-- BEGIN --

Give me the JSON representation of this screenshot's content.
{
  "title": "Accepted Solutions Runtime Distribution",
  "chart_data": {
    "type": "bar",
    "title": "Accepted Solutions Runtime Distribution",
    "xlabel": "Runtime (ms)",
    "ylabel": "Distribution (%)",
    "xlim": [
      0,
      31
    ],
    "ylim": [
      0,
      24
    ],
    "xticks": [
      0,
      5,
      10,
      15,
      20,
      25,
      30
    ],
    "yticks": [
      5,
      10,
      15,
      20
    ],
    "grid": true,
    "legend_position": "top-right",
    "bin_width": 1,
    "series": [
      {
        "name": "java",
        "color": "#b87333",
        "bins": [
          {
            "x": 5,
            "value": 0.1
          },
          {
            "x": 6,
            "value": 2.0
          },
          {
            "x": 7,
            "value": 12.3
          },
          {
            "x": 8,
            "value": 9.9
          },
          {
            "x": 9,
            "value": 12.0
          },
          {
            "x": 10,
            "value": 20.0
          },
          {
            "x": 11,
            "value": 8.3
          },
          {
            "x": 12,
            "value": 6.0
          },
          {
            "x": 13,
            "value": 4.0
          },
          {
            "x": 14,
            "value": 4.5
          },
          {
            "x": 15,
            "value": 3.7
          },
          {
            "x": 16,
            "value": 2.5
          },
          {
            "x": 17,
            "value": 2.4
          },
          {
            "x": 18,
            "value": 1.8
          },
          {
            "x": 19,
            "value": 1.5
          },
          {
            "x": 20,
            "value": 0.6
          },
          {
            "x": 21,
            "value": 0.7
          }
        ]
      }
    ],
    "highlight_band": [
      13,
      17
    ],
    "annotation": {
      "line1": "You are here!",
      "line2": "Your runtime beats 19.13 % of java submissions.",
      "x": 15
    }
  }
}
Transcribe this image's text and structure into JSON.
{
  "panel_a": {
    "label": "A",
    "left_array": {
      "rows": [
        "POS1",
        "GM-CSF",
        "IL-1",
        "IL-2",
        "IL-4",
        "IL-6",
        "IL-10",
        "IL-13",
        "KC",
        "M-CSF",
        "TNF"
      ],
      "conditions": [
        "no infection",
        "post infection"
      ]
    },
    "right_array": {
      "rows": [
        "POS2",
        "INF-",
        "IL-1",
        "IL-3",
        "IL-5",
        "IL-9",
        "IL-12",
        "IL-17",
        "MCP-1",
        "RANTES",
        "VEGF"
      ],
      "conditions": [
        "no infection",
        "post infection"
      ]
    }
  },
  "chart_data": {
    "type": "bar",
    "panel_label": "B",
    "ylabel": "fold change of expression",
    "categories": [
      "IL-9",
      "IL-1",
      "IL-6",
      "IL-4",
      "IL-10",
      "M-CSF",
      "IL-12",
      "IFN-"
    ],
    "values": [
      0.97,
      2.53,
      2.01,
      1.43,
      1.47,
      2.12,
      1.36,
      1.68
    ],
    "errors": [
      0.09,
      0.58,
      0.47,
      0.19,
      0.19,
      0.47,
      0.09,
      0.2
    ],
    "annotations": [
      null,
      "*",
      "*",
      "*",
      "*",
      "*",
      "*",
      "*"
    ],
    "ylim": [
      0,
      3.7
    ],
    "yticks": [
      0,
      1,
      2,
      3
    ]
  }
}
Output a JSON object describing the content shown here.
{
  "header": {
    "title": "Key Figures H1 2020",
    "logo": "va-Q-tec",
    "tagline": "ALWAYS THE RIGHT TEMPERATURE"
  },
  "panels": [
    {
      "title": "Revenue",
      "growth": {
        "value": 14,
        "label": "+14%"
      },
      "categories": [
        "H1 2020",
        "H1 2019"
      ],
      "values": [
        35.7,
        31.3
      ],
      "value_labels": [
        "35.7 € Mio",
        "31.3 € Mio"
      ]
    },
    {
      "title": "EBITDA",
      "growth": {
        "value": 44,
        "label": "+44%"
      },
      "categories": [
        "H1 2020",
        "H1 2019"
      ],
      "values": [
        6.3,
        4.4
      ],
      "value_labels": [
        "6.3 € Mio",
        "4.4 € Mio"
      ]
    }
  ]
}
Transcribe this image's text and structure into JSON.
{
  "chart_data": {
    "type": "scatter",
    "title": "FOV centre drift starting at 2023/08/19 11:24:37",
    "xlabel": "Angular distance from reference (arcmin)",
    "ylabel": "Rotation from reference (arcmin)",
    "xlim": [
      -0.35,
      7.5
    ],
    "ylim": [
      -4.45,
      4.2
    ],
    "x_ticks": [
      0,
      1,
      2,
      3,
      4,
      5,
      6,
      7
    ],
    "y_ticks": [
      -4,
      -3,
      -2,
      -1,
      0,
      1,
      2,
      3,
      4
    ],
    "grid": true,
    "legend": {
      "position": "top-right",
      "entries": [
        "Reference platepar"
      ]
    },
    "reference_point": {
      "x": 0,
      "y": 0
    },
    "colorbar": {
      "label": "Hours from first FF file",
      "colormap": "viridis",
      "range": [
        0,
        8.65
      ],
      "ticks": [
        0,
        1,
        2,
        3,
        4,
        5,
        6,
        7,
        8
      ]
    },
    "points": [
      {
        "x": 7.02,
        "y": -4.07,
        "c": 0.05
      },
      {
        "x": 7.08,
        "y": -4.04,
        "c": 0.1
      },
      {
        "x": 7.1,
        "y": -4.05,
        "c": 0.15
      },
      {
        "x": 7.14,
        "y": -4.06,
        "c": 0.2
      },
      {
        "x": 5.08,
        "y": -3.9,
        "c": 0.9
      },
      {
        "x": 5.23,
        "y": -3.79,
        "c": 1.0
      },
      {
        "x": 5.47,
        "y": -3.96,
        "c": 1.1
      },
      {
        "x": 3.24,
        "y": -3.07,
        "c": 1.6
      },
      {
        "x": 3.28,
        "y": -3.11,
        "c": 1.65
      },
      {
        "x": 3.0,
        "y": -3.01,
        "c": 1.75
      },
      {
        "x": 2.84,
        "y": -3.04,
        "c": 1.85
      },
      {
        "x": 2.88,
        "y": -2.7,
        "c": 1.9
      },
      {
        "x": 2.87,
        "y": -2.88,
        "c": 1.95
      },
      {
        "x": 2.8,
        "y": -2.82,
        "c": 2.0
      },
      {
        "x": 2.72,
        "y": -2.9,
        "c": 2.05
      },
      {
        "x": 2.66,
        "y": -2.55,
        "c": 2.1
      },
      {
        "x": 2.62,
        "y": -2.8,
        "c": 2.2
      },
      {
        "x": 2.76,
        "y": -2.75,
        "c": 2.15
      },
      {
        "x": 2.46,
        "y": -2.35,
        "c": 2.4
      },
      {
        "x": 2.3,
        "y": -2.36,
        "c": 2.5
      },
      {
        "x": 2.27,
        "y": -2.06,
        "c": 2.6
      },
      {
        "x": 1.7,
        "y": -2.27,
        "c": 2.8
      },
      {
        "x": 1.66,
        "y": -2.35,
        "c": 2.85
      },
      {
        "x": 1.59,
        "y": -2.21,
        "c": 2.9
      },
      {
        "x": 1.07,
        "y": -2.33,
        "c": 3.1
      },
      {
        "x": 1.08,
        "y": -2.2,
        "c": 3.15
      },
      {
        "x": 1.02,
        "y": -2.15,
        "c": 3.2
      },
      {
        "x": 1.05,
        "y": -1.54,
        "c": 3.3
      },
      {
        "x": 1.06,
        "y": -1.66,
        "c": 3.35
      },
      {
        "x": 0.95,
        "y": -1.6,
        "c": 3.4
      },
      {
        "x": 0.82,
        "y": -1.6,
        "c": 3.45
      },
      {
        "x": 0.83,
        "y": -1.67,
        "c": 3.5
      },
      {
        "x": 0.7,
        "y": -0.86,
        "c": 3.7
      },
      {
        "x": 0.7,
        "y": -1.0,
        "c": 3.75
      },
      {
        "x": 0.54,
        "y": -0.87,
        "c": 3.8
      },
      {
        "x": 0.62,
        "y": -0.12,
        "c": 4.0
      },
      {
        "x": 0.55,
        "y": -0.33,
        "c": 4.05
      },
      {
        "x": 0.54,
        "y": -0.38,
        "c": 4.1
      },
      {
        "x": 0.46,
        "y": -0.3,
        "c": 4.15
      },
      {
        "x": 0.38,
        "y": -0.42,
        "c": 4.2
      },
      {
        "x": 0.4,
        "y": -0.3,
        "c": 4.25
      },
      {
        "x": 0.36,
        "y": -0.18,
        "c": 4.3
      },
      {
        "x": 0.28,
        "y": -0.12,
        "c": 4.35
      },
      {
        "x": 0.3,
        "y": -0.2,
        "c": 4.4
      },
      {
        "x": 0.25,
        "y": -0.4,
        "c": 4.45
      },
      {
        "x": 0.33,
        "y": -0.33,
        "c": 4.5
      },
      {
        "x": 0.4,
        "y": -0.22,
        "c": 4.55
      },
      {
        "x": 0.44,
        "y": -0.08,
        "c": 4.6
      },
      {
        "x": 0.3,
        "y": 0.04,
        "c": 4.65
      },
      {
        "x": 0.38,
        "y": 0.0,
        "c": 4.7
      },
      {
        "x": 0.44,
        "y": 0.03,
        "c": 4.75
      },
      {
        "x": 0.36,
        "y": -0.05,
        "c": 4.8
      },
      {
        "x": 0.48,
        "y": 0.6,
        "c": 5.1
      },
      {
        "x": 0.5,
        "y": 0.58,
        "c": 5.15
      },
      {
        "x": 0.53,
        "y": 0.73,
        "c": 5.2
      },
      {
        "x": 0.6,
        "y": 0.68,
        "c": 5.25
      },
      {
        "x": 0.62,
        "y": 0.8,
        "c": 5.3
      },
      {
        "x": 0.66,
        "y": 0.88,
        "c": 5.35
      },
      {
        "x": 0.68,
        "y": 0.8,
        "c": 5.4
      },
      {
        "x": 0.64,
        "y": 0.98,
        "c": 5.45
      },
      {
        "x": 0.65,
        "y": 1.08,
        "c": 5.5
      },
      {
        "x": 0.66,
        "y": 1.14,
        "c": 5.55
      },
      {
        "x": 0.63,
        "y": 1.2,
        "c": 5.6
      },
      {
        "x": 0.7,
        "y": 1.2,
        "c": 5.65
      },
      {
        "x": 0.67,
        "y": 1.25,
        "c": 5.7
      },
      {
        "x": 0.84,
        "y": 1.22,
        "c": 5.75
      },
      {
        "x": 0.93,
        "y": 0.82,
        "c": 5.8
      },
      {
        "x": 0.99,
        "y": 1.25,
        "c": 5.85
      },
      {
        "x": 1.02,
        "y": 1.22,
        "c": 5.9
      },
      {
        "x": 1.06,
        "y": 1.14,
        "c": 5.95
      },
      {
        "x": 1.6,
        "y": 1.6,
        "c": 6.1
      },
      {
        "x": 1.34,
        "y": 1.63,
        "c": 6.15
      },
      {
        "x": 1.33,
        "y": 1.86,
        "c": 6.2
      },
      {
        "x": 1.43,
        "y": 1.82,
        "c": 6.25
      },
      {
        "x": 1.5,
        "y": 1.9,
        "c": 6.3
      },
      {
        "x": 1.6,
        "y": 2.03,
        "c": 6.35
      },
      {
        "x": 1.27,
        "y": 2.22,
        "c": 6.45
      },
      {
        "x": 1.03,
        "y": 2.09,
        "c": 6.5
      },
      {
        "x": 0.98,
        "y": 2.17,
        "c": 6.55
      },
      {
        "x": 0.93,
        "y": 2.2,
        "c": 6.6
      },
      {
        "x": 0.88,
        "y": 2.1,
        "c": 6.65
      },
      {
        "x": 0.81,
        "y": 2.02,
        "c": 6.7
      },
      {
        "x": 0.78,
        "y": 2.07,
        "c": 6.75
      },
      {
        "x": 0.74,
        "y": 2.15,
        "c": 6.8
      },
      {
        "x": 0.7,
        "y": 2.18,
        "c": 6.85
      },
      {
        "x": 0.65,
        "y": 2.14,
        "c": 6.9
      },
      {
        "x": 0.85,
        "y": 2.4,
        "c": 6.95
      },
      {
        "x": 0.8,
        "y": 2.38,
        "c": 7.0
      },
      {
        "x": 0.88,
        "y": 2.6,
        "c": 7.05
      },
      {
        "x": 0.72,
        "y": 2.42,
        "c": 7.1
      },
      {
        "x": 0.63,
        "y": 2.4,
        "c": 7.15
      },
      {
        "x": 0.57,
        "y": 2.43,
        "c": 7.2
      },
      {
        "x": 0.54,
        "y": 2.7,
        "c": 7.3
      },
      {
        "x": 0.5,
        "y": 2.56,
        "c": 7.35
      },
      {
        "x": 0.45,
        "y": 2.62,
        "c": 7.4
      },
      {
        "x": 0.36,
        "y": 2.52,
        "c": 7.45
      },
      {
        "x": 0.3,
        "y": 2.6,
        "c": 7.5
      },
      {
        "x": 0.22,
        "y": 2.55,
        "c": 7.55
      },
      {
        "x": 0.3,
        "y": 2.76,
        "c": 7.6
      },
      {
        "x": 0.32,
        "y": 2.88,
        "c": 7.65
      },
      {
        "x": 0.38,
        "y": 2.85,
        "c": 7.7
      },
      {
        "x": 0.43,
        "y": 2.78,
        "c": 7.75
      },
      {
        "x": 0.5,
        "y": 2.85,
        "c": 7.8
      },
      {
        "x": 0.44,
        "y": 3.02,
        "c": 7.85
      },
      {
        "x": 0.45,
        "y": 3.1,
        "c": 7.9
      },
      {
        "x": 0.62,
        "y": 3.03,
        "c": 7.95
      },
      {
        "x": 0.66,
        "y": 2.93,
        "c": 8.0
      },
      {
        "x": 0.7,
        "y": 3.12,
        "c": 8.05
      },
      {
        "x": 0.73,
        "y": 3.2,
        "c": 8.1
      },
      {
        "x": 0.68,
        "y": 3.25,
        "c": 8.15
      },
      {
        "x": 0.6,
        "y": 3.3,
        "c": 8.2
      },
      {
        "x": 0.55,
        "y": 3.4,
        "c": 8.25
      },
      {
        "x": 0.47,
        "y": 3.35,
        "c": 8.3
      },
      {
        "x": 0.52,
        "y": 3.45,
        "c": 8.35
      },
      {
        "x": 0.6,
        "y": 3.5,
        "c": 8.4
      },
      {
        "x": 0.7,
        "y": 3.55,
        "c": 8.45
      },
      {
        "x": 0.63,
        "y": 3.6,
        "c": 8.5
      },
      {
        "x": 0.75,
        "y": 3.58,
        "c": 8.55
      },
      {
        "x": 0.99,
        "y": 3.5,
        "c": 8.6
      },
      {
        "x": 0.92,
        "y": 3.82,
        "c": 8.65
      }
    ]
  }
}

-- END --

**Exercise prompt**
Scan the entries above. Copy each line that has the string "here".

**Solved problem**
      "line1": "You are here!",
Output a JSON object describing the content shown here.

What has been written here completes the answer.